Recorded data

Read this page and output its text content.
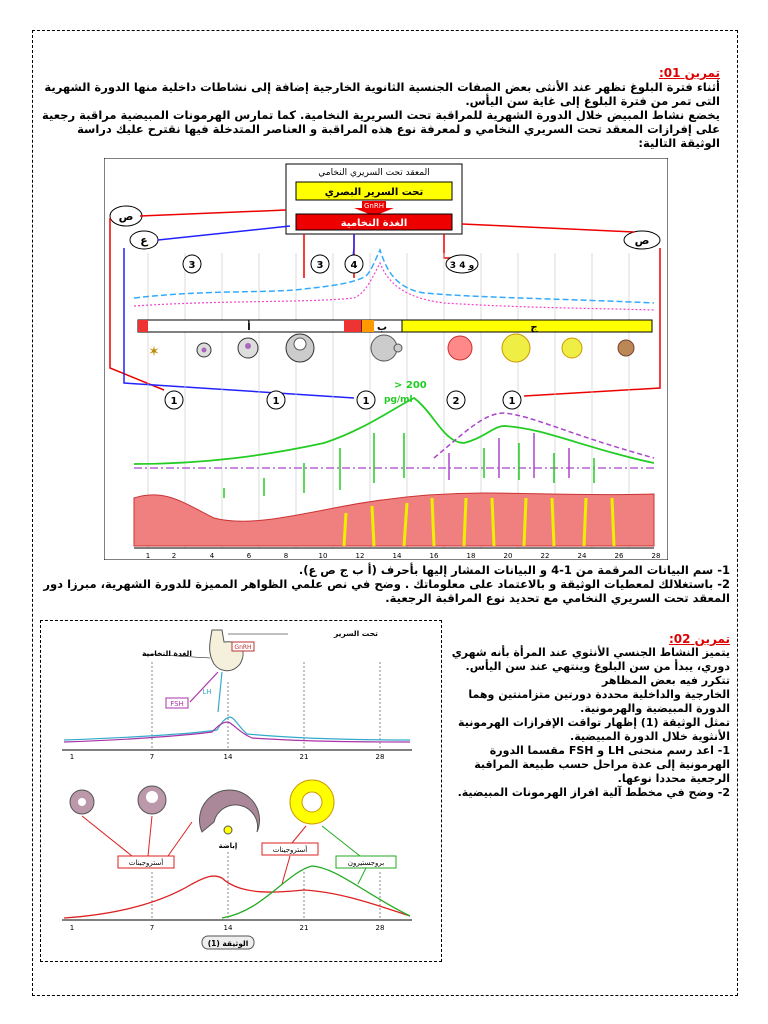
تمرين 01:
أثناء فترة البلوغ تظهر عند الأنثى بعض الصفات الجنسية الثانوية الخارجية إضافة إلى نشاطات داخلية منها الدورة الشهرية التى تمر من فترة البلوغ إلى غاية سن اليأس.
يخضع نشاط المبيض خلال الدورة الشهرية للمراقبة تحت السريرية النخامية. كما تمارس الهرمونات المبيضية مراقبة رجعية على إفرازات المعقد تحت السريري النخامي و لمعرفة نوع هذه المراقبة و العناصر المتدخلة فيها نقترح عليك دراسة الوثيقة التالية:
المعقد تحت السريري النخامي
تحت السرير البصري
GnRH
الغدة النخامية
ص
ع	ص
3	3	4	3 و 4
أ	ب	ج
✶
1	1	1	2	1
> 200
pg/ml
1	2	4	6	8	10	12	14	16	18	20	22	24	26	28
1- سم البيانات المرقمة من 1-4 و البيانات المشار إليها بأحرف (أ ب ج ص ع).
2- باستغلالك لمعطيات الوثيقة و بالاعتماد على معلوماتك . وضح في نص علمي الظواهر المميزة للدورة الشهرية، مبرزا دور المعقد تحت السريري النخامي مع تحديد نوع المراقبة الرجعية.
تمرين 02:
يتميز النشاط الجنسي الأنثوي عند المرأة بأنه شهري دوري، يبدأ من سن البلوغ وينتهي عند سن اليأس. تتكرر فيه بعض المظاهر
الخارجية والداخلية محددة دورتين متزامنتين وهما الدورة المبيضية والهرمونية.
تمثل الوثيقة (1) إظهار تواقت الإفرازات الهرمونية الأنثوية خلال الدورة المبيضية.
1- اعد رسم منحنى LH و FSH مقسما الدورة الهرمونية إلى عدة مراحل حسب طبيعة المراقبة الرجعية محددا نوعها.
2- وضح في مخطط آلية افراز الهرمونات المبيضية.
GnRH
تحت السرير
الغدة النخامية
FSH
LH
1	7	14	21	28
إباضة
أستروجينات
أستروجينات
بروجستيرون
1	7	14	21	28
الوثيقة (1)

__Exercise__
Pick out each line that holds the string "البلوغ".

__Final result__
أثناء فترة البلوغ تظهر عند الأنثى بعض الصفات الجنسية الثانوية الخارجية إضافة إلى نشاطات داخلية منها الدورة الشهرية التى تمر من فترة البلوغ إلى غاية سن اليأس.
يتميز النشاط الجنسي الأنثوي عند المرأة بأنه شهري دوري، يبدأ من سن البلوغ وينتهي عند سن اليأس. تتكرر فيه بعض المظاهر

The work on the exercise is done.